Work instructions — Can you write out the lines below word for word, leaving out any picture?

Material to process —
== == ==

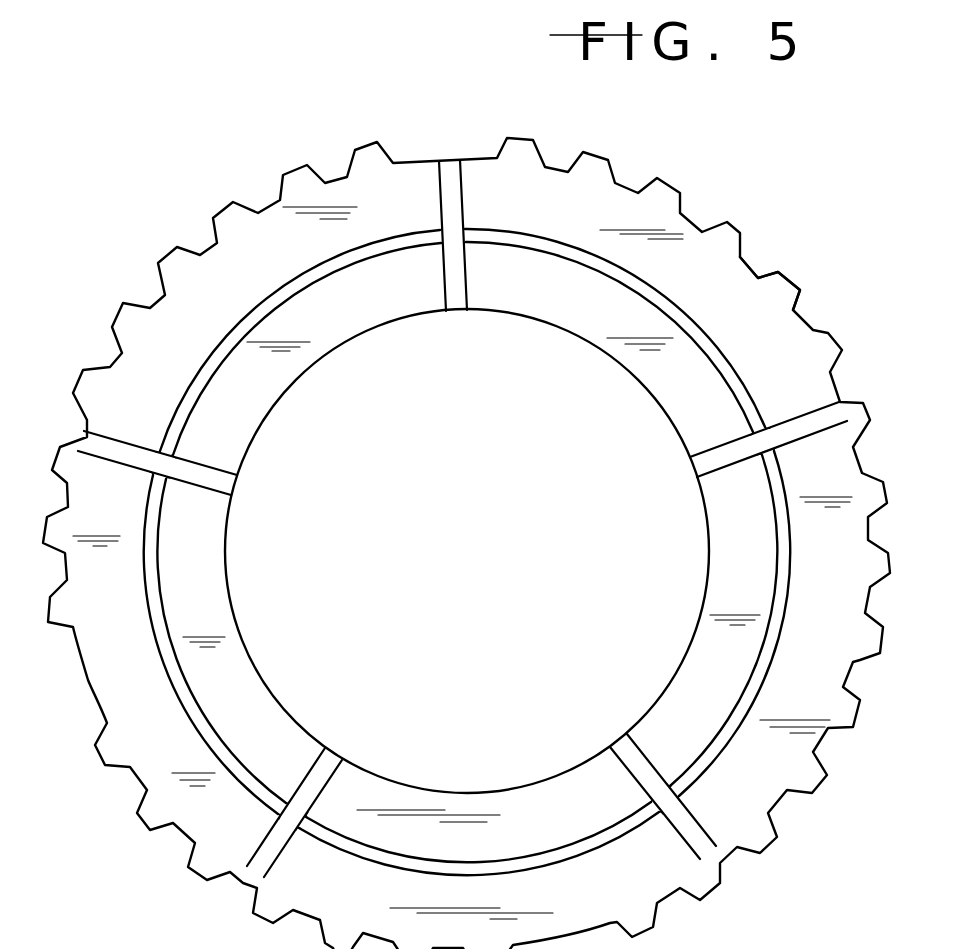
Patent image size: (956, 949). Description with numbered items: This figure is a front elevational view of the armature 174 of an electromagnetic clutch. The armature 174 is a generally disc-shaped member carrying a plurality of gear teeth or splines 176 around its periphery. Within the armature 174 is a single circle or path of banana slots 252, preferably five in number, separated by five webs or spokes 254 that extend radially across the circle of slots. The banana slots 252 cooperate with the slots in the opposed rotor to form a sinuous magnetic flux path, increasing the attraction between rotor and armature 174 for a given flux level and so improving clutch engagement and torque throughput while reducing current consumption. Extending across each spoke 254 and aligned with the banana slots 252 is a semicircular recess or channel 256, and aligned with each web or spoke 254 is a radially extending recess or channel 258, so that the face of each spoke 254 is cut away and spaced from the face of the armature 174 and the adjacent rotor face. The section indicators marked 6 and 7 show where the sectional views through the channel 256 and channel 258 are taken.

The armature 174 is at (600, 204).
The gear teeth or splines 176 is at (779, 283).
The banana slots 252 is at (733, 368).
The webs or spokes 254 is at (227, 480).
The semicircular recess or channel 256 is at (447, 240).
The radially extending recess or channel 258 is at (80, 442).
The section line 6 is at (448, 280).
The section line 7 is at (486, 99).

== == ==

Result of the exercise —
Patent image size: (956, 949). Description with numbered items: This figure is a front elevational view of the armature 174 of an electromagnetic clutch. The armature 174 is a generally disc-shaped member carrying a plurality of gear teeth or splines 176 around its periphery. Within the armature 174 is a single circle or path of banana slots 252, preferably five in number, separated by five webs or spokes 254 that extend radially across the circle of slots. The banana slots 252 cooperate with the slots in the opposed rotor to form a sinuous magnetic flux path, increasing the attraction between rotor and armature 174 for a given flux level and so improving clutch engagement and torque throughput while reducing current consumption. Extending across each spoke 254 and aligned with the banana slots 252 is a semicircular recess or channel 256, and aligned with each web or spoke 254 is a radially extending recess or channel 258, so that the face of each spoke 254 is cut away and spaced from the face of the armature 174 and the adjacent rotor face. The section indicators marked 6 and 7 show where the sectional views through the channel 256 and channel 258 are taken.

The armature 174 is at (600, 204).
The gear teeth or splines 176 is at (779, 283).
The banana slots 252 is at (733, 368).
The webs or spokes 254 is at (227, 480).
The semicircular recess or channel 256 is at (447, 240).
The radially extending recess or channel 258 is at (80, 442).
The section line 6 is at (448, 280).
The section line 7 is at (486, 99).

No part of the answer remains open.